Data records
★ ★ ★ ★
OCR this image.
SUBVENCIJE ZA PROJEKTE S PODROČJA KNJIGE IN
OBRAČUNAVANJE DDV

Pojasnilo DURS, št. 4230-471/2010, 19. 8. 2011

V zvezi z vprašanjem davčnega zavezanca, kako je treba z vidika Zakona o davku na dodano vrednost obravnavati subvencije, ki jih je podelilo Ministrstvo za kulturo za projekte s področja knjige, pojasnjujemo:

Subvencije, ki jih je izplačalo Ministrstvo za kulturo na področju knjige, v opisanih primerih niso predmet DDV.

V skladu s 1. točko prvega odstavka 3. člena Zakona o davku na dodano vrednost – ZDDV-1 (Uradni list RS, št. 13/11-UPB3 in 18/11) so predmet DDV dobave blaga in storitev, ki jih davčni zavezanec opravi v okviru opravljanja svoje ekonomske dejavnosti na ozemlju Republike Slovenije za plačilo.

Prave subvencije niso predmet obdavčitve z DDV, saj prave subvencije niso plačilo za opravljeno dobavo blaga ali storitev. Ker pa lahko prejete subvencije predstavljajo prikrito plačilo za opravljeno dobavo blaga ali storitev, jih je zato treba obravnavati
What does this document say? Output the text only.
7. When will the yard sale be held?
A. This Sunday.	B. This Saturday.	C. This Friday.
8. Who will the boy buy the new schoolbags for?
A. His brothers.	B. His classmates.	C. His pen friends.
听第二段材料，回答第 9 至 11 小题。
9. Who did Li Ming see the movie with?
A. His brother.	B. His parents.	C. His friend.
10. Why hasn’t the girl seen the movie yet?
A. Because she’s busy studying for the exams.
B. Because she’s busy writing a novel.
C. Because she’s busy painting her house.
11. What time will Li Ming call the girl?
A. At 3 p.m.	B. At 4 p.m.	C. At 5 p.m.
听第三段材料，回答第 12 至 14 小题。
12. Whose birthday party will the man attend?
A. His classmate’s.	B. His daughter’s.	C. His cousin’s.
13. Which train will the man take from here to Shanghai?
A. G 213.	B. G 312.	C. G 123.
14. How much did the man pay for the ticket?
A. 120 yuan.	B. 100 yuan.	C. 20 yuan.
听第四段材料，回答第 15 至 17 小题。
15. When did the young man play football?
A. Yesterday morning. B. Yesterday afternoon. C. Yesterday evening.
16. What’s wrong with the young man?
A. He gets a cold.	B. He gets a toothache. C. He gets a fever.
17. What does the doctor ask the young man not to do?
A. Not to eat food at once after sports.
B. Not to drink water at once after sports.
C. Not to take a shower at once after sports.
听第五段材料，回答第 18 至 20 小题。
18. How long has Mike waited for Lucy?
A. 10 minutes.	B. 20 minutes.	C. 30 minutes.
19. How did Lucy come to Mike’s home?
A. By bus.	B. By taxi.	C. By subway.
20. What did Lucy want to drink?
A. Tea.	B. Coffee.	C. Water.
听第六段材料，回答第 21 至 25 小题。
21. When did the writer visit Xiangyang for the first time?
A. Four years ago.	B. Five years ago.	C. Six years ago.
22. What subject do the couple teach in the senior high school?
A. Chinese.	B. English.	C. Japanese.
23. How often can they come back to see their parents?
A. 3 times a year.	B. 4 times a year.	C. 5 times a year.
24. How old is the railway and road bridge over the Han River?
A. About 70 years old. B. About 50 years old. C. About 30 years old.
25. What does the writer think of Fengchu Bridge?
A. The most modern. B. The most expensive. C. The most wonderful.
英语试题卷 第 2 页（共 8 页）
★ ★ ★ ★
■ DIRECTIONS FOR THIS TASK: Read through the lines above and collect those that contain the string "Ming".

■ OUTPUT FOR THIS TASK:
9. Who did Li Ming see the movie with?
11. What time will Li Ming call the girl?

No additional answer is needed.